GIVEN EXERCISE
Repeat exactly each line of the data provided below.

DATA EXTRACT
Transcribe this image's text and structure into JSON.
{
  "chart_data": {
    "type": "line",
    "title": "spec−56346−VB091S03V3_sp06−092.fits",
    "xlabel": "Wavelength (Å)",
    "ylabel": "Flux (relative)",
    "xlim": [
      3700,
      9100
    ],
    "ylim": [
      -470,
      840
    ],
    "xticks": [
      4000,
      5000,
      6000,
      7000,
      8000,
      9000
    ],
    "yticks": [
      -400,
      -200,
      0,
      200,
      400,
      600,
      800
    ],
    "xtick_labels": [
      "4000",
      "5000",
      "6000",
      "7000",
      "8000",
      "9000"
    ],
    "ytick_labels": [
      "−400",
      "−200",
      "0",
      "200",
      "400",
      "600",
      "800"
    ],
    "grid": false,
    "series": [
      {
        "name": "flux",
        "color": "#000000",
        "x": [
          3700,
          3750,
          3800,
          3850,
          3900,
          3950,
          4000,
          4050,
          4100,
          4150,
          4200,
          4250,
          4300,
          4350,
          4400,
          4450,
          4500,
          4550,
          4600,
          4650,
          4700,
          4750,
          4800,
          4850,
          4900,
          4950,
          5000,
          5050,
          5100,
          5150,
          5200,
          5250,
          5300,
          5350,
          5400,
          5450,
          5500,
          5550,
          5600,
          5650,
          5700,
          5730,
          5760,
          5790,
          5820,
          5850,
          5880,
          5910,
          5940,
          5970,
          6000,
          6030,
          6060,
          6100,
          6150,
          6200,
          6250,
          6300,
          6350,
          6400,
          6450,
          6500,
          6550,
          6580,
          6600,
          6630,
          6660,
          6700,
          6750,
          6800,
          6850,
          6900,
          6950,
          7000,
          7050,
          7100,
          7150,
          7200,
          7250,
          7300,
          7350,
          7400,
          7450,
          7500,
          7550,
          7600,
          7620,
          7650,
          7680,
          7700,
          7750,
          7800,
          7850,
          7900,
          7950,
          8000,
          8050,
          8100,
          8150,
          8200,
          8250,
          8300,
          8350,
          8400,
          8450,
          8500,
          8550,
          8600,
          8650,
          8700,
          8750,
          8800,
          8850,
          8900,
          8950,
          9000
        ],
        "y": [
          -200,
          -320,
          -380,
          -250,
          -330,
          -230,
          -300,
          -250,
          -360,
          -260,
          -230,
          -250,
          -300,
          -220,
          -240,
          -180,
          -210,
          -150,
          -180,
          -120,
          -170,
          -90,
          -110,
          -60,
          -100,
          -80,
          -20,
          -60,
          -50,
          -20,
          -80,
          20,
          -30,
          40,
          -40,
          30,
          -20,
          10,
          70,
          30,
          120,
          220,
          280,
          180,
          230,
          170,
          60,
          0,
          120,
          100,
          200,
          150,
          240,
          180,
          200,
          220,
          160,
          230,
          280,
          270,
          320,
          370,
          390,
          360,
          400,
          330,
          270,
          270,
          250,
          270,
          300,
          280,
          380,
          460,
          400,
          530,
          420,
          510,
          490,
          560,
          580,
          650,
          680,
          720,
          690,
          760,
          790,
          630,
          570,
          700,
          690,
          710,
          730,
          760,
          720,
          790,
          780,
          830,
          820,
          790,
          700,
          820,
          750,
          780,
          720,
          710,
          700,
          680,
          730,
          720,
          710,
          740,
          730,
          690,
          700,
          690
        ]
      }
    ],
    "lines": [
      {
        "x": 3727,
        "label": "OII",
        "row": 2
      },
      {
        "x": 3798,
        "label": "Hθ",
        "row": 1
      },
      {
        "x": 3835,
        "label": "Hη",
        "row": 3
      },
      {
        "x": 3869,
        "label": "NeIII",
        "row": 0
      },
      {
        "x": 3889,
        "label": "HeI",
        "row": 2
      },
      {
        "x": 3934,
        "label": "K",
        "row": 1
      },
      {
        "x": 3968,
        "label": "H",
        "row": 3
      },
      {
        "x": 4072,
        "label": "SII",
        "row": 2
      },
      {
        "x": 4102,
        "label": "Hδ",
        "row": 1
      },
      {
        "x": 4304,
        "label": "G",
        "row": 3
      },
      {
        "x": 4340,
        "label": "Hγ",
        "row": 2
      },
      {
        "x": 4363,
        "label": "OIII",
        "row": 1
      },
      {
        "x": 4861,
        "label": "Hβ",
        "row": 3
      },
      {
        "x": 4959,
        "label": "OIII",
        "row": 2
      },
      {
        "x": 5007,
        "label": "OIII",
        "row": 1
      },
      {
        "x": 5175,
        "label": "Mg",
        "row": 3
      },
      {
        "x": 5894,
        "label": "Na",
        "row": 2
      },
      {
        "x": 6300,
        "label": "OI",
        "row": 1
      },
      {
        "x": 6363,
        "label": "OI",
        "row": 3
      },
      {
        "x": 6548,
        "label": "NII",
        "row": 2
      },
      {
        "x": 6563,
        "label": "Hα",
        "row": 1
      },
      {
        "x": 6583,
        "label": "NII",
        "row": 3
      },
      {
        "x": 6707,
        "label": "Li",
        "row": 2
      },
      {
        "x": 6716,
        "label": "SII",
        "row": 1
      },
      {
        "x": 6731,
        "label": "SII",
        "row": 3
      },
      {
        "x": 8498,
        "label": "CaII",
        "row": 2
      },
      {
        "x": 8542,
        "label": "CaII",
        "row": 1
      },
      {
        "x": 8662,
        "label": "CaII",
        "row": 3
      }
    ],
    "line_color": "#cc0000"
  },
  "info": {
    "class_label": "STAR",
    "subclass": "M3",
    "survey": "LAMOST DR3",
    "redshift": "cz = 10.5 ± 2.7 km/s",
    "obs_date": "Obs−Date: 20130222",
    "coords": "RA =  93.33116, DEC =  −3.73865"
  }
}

RESPONSE TO THIS TASK
Transcribe this image's text and structure into JSON.
{
  "chart_data": {
    "type": "line",
    "title": "spec−56346−VB091S03V3_sp06−092.fits",
    "xlabel": "Wavelength (Å)",
    "ylabel": "Flux (relative)",
    "xlim": [
      3700,
      9100
    ],
    "ylim": [
      -470,
      840
    ],
    "xticks": [
      4000,
      5000,
      6000,
      7000,
      8000,
      9000
    ],
    "yticks": [
      -400,
      -200,
      0,
      200,
      400,
      600,
      800
    ],
    "xtick_labels": [
      "4000",
      "5000",
      "6000",
      "7000",
      "8000",
      "9000"
    ],
    "ytick_labels": [
      "−400",
      "−200",
      "0",
      "200",
      "400",
      "600",
      "800"
    ],
    "grid": false,
    "series": [
      {
        "name": "flux",
        "color": "#000000",
        "x": [
          3700,
          3750,
          3800,
          3850,
          3900,
          3950,
          4000,
          4050,
          4100,
          4150,
          4200,
          4250,
          4300,
          4350,
          4400,
          4450,
          4500,
          4550,
          4600,
          4650,
          4700,
          4750,
          4800,
          4850,
          4900,
          4950,
          5000,
          5050,
          5100,
          5150,
          5200,
          5250,
          5300,
          5350,
          5400,
          5450,
          5500,
          5550,
          5600,
          5650,
          5700,
          5730,
          5760,
          5790,
          5820,
          5850,
          5880,
          5910,
          5940,
          5970,
          6000,
          6030,
          6060,
          6100,
          6150,
          6200,
          6250,
          6300,
          6350,
          6400,
          6450,
          6500,
          6550,
          6580,
          6600,
          6630,
          6660,
          6700,
          6750,
          6800,
          6850,
          6900,
          6950,
          7000,
          7050,
          7100,
          7150,
          7200,
          7250,
          7300,
          7350,
          7400,
          7450,
          7500,
          7550,
          7600,
          7620,
          7650,
          7680,
          7700,
          7750,
          7800,
          7850,
          7900,
          7950,
          8000,
          8050,
          8100,
          8150,
          8200,
          8250,
          8300,
          8350,
          8400,
          8450,
          8500,
          8550,
          8600,
          8650,
          8700,
          8750,
          8800,
          8850,
          8900,
          8950,
          9000
        ],
        "y": [
          -200,
          -320,
          -380,
          -250,
          -330,
          -230,
          -300,
          -250,
          -360,
          -260,
          -230,
          -250,
          -300,
          -220,
          -240,
          -180,
          -210,
          -150,
          -180,
          -120,
          -170,
          -90,
          -110,
          -60,
          -100,
          -80,
          -20,
          -60,
          -50,
          -20,
          -80,
          20,
          -30,
          40,
          -40,
          30,
          -20,
          10,
          70,
          30,
          120,
          220,
          280,
          180,
          230,
          170,
          60,
          0,
          120,
          100,
          200,
          150,
          240,
          180,
          200,
          220,
          160,
          230,
          280,
          270,
          320,
          370,
          390,
          360,
          400,
          330,
          270,
          270,
          250,
          270,
          300,
          280,
          380,
          460,
          400,
          530,
          420,
          510,
          490,
          560,
          580,
          650,
          680,
          720,
          690,
          760,
          790,
          630,
          570,
          700,
          690,
          710,
          730,
          760,
          720,
          790,
          780,
          830,
          820,
          790,
          700,
          820,
          750,
          780,
          720,
          710,
          700,
          680,
          730,
          720,
          710,
          740,
          730,
          690,
          700,
          690
        ]
      }
    ],
    "lines": [
      {
        "x": 3727,
        "label": "OII",
        "row": 2
      },
      {
        "x": 3798,
        "label": "Hθ",
        "row": 1
      },
      {
        "x": 3835,
        "label": "Hη",
        "row": 3
      },
      {
        "x": 3869,
        "label": "NeIII",
        "row": 0
      },
      {
        "x": 3889,
        "label": "HeI",
        "row": 2
      },
      {
        "x": 3934,
        "label": "K",
        "row": 1
      },
      {
        "x": 3968,
        "label": "H",
        "row": 3
      },
      {
        "x": 4072,
        "label": "SII",
        "row": 2
      },
      {
        "x": 4102,
        "label": "Hδ",
        "row": 1
      },
      {
        "x": 4304,
        "label": "G",
        "row": 3
      },
      {
        "x": 4340,
        "label": "Hγ",
        "row": 2
      },
      {
        "x": 4363,
        "label": "OIII",
        "row": 1
      },
      {
        "x": 4861,
        "label": "Hβ",
        "row": 3
      },
      {
        "x": 4959,
        "label": "OIII",
        "row": 2
      },
      {
        "x": 5007,
        "label": "OIII",
        "row": 1
      },
      {
        "x": 5175,
        "label": "Mg",
        "row": 3
      },
      {
        "x": 5894,
        "label": "Na",
        "row": 2
      },
      {
        "x": 6300,
        "label": "OI",
        "row": 1
      },
      {
        "x": 6363,
        "label": "OI",
        "row": 3
      },
      {
        "x": 6548,
        "label": "NII",
        "row": 2
      },
      {
        "x": 6563,
        "label": "Hα",
        "row": 1
      },
      {
        "x": 6583,
        "label": "NII",
        "row": 3
      },
      {
        "x": 6707,
        "label": "Li",
        "row": 2
      },
      {
        "x": 6716,
        "label": "SII",
        "row": 1
      },
      {
        "x": 6731,
        "label": "SII",
        "row": 3
      },
      {
        "x": 8498,
        "label": "CaII",
        "row": 2
      },
      {
        "x": 8542,
        "label": "CaII",
        "row": 1
      },
      {
        "x": 8662,
        "label": "CaII",
        "row": 3
      }
    ],
    "line_color": "#cc0000"
  },
  "info": {
    "class_label": "STAR",
    "subclass": "M3",
    "survey": "LAMOST DR3",
    "redshift": "cz = 10.5 ± 2.7 km/s",
    "obs_date": "Obs−Date: 20130222",
    "coords": "RA =  93.33116, DEC =  −3.73865"
  }
}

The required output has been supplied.